### DATA FOR THE TASK:
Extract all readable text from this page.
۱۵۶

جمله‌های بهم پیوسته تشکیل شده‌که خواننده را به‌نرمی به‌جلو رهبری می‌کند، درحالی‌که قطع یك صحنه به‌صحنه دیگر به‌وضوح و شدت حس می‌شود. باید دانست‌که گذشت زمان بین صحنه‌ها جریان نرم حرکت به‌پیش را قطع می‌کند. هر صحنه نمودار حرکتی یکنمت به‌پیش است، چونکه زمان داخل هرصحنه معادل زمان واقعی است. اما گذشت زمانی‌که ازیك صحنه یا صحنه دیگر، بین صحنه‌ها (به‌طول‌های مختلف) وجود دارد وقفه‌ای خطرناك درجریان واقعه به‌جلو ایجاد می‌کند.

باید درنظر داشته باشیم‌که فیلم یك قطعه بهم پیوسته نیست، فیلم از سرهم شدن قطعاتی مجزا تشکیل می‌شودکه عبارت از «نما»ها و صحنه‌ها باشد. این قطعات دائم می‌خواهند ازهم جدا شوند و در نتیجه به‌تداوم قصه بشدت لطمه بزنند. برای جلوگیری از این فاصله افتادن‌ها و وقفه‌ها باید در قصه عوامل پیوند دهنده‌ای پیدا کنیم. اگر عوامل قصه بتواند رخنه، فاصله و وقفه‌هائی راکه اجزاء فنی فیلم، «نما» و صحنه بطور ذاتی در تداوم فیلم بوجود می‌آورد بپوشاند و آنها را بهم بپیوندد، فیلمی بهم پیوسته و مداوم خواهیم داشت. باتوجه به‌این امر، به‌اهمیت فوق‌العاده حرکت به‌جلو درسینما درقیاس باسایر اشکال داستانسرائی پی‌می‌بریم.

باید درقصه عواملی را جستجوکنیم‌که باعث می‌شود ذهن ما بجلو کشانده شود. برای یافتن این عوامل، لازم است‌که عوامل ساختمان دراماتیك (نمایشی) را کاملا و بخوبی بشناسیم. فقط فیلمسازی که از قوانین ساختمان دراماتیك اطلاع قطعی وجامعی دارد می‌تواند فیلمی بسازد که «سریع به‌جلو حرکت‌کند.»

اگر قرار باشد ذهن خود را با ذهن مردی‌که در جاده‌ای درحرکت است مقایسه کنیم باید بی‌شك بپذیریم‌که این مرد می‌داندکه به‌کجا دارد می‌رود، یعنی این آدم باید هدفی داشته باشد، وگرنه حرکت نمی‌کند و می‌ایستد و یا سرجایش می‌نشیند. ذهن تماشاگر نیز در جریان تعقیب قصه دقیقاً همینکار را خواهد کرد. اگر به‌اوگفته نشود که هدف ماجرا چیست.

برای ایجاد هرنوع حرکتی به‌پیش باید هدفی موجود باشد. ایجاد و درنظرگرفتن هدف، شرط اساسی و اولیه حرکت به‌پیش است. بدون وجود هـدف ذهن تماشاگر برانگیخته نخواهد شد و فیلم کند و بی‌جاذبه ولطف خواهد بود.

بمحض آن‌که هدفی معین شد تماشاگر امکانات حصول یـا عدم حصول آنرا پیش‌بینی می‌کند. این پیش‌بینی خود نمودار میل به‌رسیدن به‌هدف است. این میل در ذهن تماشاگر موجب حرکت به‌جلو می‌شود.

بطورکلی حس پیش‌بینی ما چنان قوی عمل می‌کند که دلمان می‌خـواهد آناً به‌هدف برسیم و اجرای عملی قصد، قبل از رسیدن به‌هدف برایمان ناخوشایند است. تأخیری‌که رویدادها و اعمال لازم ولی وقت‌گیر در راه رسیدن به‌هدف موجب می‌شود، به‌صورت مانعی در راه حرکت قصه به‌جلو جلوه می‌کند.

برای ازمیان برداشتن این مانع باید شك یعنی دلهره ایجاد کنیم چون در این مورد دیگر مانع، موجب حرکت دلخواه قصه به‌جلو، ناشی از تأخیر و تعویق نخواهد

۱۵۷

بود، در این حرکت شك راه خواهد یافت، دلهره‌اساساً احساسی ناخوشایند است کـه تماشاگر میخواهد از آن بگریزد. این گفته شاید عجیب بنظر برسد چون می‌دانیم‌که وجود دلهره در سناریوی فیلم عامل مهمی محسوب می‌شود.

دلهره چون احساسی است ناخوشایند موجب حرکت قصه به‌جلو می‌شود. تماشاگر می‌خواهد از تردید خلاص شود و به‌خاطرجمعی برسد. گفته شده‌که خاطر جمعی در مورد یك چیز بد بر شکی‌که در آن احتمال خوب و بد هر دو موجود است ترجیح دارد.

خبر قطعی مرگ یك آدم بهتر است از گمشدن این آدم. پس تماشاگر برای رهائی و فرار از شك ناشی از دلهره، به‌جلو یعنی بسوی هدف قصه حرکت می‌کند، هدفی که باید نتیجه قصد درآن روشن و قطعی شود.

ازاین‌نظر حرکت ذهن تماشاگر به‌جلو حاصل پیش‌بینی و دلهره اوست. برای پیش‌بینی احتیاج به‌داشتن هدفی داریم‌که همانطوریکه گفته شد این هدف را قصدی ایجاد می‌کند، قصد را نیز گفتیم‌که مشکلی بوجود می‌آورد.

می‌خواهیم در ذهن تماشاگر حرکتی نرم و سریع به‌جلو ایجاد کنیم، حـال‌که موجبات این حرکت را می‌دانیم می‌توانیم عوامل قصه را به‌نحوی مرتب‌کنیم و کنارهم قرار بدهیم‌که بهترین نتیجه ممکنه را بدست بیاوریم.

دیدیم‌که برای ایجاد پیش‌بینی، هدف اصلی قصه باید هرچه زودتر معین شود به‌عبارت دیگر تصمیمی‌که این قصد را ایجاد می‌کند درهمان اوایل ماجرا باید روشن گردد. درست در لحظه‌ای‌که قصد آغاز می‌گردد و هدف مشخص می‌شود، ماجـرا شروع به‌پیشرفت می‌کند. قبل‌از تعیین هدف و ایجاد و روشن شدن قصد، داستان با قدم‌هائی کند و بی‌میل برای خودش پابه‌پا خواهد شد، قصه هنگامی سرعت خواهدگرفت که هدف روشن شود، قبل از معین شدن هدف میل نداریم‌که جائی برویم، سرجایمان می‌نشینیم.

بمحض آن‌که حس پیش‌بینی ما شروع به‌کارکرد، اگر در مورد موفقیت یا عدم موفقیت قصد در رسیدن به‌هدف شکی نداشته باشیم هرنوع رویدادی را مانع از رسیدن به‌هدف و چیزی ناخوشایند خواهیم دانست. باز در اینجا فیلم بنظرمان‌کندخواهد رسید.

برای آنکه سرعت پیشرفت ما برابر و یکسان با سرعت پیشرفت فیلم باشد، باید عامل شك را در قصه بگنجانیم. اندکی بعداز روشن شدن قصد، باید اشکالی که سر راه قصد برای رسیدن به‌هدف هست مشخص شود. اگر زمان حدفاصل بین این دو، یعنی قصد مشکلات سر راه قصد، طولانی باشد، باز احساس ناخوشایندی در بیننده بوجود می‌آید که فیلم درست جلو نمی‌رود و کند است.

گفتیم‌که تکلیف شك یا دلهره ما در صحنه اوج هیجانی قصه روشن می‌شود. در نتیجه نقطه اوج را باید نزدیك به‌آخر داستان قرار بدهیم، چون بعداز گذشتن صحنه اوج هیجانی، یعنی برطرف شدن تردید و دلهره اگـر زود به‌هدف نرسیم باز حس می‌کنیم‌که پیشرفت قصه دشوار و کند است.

### EXERCISE AIM:
All of the entries above must be quoted exactly.

### RESULT:
Extract all readable text from this page.
۱۵۶

جمله‌های بهم پیوسته تشکیل شده‌که خواننده را به‌نرمی به‌جلو رهبری می‌کند، درحالی‌که قطع یك صحنه به‌صحنه دیگر به‌وضوح و شدت حس می‌شود. باید دانست‌که گذشت زمان بین صحنه‌ها جریان نرم حرکت به‌پیش را قطع می‌کند. هر صحنه نمودار حرکتی یکنمت به‌پیش است، چونکه زمان داخل هرصحنه معادل زمان واقعی است. اما گذشت زمانی‌که ازیك صحنه یا صحنه دیگر، بین صحنه‌ها (به‌طول‌های مختلف) وجود دارد وقفه‌ای خطرناك درجریان واقعه به‌جلو ایجاد می‌کند.

باید درنظر داشته باشیم‌که فیلم یك قطعه بهم پیوسته نیست، فیلم از سرهم شدن قطعاتی مجزا تشکیل می‌شودکه عبارت از «نما»ها و صحنه‌ها باشد. این قطعات دائم می‌خواهند ازهم جدا شوند و در نتیجه به‌تداوم قصه بشدت لطمه بزنند. برای جلوگیری از این فاصله افتادن‌ها و وقفه‌ها باید در قصه عوامل پیوند دهنده‌ای پیدا کنیم. اگر عوامل قصه بتواند رخنه، فاصله و وقفه‌هائی راکه اجزاء فنی فیلم، «نما» و صحنه بطور ذاتی در تداوم فیلم بوجود می‌آورد بپوشاند و آنها را بهم بپیوندد، فیلمی بهم پیوسته و مداوم خواهیم داشت. باتوجه به‌این امر، به‌اهمیت فوق‌العاده حرکت به‌جلو درسینما درقیاس باسایر اشکال داستانسرائی پی‌می‌بریم.

باید درقصه عواملی را جستجوکنیم‌که باعث می‌شود ذهن ما بجلو کشانده شود. برای یافتن این عوامل، لازم است‌که عوامل ساختمان دراماتیك (نمایشی) را کاملا و بخوبی بشناسیم. فقط فیلمسازی که از قوانین ساختمان دراماتیك اطلاع قطعی وجامعی دارد می‌تواند فیلمی بسازد که «سریع به‌جلو حرکت‌کند.»

اگر قرار باشد ذهن خود را با ذهن مردی‌که در جاده‌ای درحرکت است مقایسه کنیم باید بی‌شك بپذیریم‌که این مرد می‌داندکه به‌کجا دارد می‌رود، یعنی این آدم باید هدفی داشته باشد، وگرنه حرکت نمی‌کند و می‌ایستد و یا سرجایش می‌نشیند. ذهن تماشاگر نیز در جریان تعقیب قصه دقیقاً همینکار را خواهد کرد. اگر به‌اوگفته نشود که هدف ماجرا چیست.

برای ایجاد هرنوع حرکتی به‌پیش باید هدفی موجود باشد. ایجاد و درنظرگرفتن هدف، شرط اساسی و اولیه حرکت به‌پیش است. بدون وجود هـدف ذهن تماشاگر برانگیخته نخواهد شد و فیلم کند و بی‌جاذبه ولطف خواهد بود.

بمحض آن‌که هدفی معین شد تماشاگر امکانات حصول یـا عدم حصول آنرا پیش‌بینی می‌کند. این پیش‌بینی خود نمودار میل به‌رسیدن به‌هدف است. این میل در ذهن تماشاگر موجب حرکت به‌جلو می‌شود.

بطورکلی حس پیش‌بینی ما چنان قوی عمل می‌کند که دلمان می‌خـواهد آناً به‌هدف برسیم و اجرای عملی قصد، قبل از رسیدن به‌هدف برایمان ناخوشایند است. تأخیری‌که رویدادها و اعمال لازم ولی وقت‌گیر در راه رسیدن به‌هدف موجب می‌شود، به‌صورت مانعی در راه حرکت قصه به‌جلو جلوه می‌کند.

برای ازمیان برداشتن این مانع باید شك یعنی دلهره ایجاد کنیم چون در این مورد دیگر مانع، موجب حرکت دلخواه قصه به‌جلو، ناشی از تأخیر و تعویق نخواهد

۱۵۷

بود، در این حرکت شك راه خواهد یافت، دلهره‌اساساً احساسی ناخوشایند است کـه تماشاگر میخواهد از آن بگریزد. این گفته شاید عجیب بنظر برسد چون می‌دانیم‌که وجود دلهره در سناریوی فیلم عامل مهمی محسوب می‌شود.

دلهره چون احساسی است ناخوشایند موجب حرکت قصه به‌جلو می‌شود. تماشاگر می‌خواهد از تردید خلاص شود و به‌خاطرجمعی برسد. گفته شده‌که خاطر جمعی در مورد یك چیز بد بر شکی‌که در آن احتمال خوب و بد هر دو موجود است ترجیح دارد.

خبر قطعی مرگ یك آدم بهتر است از گمشدن این آدم. پس تماشاگر برای رهائی و فرار از شك ناشی از دلهره، به‌جلو یعنی بسوی هدف قصه حرکت می‌کند، هدفی که باید نتیجه قصد درآن روشن و قطعی شود.

ازاین‌نظر حرکت ذهن تماشاگر به‌جلو حاصل پیش‌بینی و دلهره اوست. برای پیش‌بینی احتیاج به‌داشتن هدفی داریم‌که همانطوریکه گفته شد این هدف را قصدی ایجاد می‌کند، قصد را نیز گفتیم‌که مشکلی بوجود می‌آورد.

می‌خواهیم در ذهن تماشاگر حرکتی نرم و سریع به‌جلو ایجاد کنیم، حـال‌که موجبات این حرکت را می‌دانیم می‌توانیم عوامل قصه را به‌نحوی مرتب‌کنیم و کنارهم قرار بدهیم‌که بهترین نتیجه ممکنه را بدست بیاوریم.

دیدیم‌که برای ایجاد پیش‌بینی، هدف اصلی قصه باید هرچه زودتر معین شود به‌عبارت دیگر تصمیمی‌که این قصد را ایجاد می‌کند درهمان اوایل ماجرا باید روشن گردد. درست در لحظه‌ای‌که قصد آغاز می‌گردد و هدف مشخص می‌شود، ماجـرا شروع به‌پیشرفت می‌کند. قبل‌از تعیین هدف و ایجاد و روشن شدن قصد، داستان با قدم‌هائی کند و بی‌میل برای خودش پابه‌پا خواهد شد، قصه هنگامی سرعت خواهدگرفت که هدف روشن شود، قبل از معین شدن هدف میل نداریم‌که جائی برویم، سرجایمان می‌نشینیم.

بمحض آن‌که حس پیش‌بینی ما شروع به‌کارکرد، اگر در مورد موفقیت یا عدم موفقیت قصد در رسیدن به‌هدف شکی نداشته باشیم هرنوع رویدادی را مانع از رسیدن به‌هدف و چیزی ناخوشایند خواهیم دانست. باز در اینجا فیلم بنظرمان‌کندخواهد رسید.

برای آنکه سرعت پیشرفت ما برابر و یکسان با سرعت پیشرفت فیلم باشد، باید عامل شك را در قصه بگنجانیم. اندکی بعداز روشن شدن قصد، باید اشکالی که سر راه قصد برای رسیدن به‌هدف هست مشخص شود. اگر زمان حدفاصل بین این دو، یعنی قصد مشکلات سر راه قصد، طولانی باشد، باز احساس ناخوشایندی در بیننده بوجود می‌آید که فیلم درست جلو نمی‌رود و کند است.

گفتیم‌که تکلیف شك یا دلهره ما در صحنه اوج هیجانی قصه روشن می‌شود. در نتیجه نقطه اوج را باید نزدیك به‌آخر داستان قرار بدهیم، چون بعداز گذشتن صحنه اوج هیجانی، یعنی برطرف شدن تردید و دلهره اگـر زود به‌هدف نرسیم باز حس می‌کنیم‌که پیشرفت قصه دشوار و کند است.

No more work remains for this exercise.